### [WHAT YOU HAVE TO DO]
Reproduce the listing below without any change.

** start **

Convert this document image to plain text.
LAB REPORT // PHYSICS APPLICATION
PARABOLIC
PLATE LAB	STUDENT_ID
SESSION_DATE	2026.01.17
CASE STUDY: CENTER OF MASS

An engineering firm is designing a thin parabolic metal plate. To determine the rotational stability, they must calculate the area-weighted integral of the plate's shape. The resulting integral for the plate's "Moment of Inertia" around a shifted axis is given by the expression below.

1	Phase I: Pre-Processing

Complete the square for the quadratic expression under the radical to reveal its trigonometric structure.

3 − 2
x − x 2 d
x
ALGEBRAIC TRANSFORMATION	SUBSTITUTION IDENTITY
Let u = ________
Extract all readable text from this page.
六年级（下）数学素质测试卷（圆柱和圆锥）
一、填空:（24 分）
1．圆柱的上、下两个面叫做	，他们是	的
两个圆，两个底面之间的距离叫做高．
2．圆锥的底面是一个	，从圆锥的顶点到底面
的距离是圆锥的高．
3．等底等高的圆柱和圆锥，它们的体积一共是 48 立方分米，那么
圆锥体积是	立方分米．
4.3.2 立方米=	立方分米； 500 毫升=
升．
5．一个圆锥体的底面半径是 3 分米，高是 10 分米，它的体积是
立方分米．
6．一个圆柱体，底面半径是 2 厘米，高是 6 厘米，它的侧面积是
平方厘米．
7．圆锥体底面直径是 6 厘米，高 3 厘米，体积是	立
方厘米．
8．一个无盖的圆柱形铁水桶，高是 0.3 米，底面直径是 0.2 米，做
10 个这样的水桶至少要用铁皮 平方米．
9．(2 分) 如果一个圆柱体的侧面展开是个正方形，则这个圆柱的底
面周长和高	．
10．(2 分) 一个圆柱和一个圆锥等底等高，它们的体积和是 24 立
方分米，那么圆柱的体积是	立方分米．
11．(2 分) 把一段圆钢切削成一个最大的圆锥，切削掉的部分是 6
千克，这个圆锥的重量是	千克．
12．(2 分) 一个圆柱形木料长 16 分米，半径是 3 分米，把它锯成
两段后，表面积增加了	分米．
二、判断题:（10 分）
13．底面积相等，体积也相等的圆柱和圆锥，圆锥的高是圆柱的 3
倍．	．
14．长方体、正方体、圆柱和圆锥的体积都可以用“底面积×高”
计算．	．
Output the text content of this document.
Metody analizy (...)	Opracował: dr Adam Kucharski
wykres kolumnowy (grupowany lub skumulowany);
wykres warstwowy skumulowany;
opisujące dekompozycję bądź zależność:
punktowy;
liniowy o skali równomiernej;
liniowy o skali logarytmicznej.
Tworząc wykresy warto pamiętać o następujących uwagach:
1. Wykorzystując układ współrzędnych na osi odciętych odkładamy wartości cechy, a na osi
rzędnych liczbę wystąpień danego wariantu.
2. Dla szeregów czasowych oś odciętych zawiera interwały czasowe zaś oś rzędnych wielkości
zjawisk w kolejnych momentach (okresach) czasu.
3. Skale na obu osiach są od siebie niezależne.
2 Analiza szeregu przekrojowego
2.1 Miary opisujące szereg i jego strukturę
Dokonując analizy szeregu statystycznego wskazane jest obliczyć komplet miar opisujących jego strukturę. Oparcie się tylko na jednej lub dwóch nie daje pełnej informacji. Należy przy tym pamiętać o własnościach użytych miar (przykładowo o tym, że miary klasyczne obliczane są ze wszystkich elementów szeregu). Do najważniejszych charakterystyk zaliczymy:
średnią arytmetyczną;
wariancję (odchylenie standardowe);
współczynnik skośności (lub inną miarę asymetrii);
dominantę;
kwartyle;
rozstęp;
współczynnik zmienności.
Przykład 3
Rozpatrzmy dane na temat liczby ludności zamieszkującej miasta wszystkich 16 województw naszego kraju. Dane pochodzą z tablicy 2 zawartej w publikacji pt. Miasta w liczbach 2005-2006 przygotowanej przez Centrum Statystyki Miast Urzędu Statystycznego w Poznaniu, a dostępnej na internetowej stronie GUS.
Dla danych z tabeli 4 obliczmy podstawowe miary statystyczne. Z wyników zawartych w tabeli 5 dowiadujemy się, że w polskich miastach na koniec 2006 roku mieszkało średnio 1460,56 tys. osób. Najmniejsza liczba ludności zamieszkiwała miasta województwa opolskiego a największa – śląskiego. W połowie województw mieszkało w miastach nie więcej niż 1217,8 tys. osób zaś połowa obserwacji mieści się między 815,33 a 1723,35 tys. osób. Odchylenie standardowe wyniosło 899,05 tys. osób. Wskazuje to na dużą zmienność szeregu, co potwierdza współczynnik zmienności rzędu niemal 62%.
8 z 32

** end **

### [RESULT OF THE EXERCISE]
Convert this document image to plain text.
LAB REPORT // PHYSICS APPLICATION
PARABOLIC
PLATE LAB	STUDENT_ID
SESSION_DATE	2026.01.17
CASE STUDY: CENTER OF MASS

An engineering firm is designing a thin parabolic metal plate. To determine the rotational stability, they must calculate the area-weighted integral of the plate's shape. The resulting integral for the plate's "Moment of Inertia" around a shifted axis is given by the expression below.

1	Phase I: Pre-Processing

Complete the square for the quadratic expression under the radical to reveal its trigonometric structure.

3 − 2
x − x 2 d
x
ALGEBRAIC TRANSFORMATION	SUBSTITUTION IDENTITY
Let u = ________
Extract all readable text from this page.
六年级（下）数学素质测试卷（圆柱和圆锥）
一、填空:（24 分）
1．圆柱的上、下两个面叫做	，他们是	的
两个圆，两个底面之间的距离叫做高．
2．圆锥的底面是一个	，从圆锥的顶点到底面
的距离是圆锥的高．
3．等底等高的圆柱和圆锥，它们的体积一共是 48 立方分米，那么
圆锥体积是	立方分米．
4.3.2 立方米=	立方分米； 500 毫升=
升．
5．一个圆锥体的底面半径是 3 分米，高是 10 分米，它的体积是
立方分米．
6．一个圆柱体，底面半径是 2 厘米，高是 6 厘米，它的侧面积是
平方厘米．
7．圆锥体底面直径是 6 厘米，高 3 厘米，体积是	立
方厘米．
8．一个无盖的圆柱形铁水桶，高是 0.3 米，底面直径是 0.2 米，做
10 个这样的水桶至少要用铁皮 平方米．
9．(2 分) 如果一个圆柱体的侧面展开是个正方形，则这个圆柱的底
面周长和高	．
10．(2 分) 一个圆柱和一个圆锥等底等高，它们的体积和是 24 立
方分米，那么圆柱的体积是	立方分米．
11．(2 分) 把一段圆钢切削成一个最大的圆锥，切削掉的部分是 6
千克，这个圆锥的重量是	千克．
12．(2 分) 一个圆柱形木料长 16 分米，半径是 3 分米，把它锯成
两段后，表面积增加了	分米．
二、判断题:（10 分）
13．底面积相等，体积也相等的圆柱和圆锥，圆锥的高是圆柱的 3
倍．	．
14．长方体、正方体、圆柱和圆锥的体积都可以用“底面积×高”
计算．	．
Output the text content of this document.
Metody analizy (...)	Opracował: dr Adam Kucharski
wykres kolumnowy (grupowany lub skumulowany);
wykres warstwowy skumulowany;
opisujące dekompozycję bądź zależność:
punktowy;
liniowy o skali równomiernej;
liniowy o skali logarytmicznej.
Tworząc wykresy warto pamiętać o następujących uwagach:
1. Wykorzystując układ współrzędnych na osi odciętych odkładamy wartości cechy, a na osi
rzędnych liczbę wystąpień danego wariantu.
2. Dla szeregów czasowych oś odciętych zawiera interwały czasowe zaś oś rzędnych wielkości
zjawisk w kolejnych momentach (okresach) czasu.
3. Skale na obu osiach są od siebie niezależne.
2 Analiza szeregu przekrojowego
2.1 Miary opisujące szereg i jego strukturę
Dokonując analizy szeregu statystycznego wskazane jest obliczyć komplet miar opisujących jego strukturę. Oparcie się tylko na jednej lub dwóch nie daje pełnej informacji. Należy przy tym pamiętać o własnościach użytych miar (przykładowo o tym, że miary klasyczne obliczane są ze wszystkich elementów szeregu). Do najważniejszych charakterystyk zaliczymy:
średnią arytmetyczną;
wariancję (odchylenie standardowe);
współczynnik skośności (lub inną miarę asymetrii);
dominantę;
kwartyle;
rozstęp;
współczynnik zmienności.
Przykład 3
Rozpatrzmy dane na temat liczby ludności zamieszkującej miasta wszystkich 16 województw naszego kraju. Dane pochodzą z tablicy 2 zawartej w publikacji pt. Miasta w liczbach 2005-2006 przygotowanej przez Centrum Statystyki Miast Urzędu Statystycznego w Poznaniu, a dostępnej na internetowej stronie GUS.
Dla danych z tabeli 4 obliczmy podstawowe miary statystyczne. Z wyników zawartych w tabeli 5 dowiadujemy się, że w polskich miastach na koniec 2006 roku mieszkało średnio 1460,56 tys. osób. Najmniejsza liczba ludności zamieszkiwała miasta województwa opolskiego a największa – śląskiego. W połowie województw mieszkało w miastach nie więcej niż 1217,8 tys. osób zaś połowa obserwacji mieści się między 815,33 a 1723,35 tys. osób. Odchylenie standardowe wyniosło 899,05 tys. osób. Wskazuje to na dużą zmienność szeregu, co potwierdza współczynnik zmienności rzędu niemal 62%.
8 z 32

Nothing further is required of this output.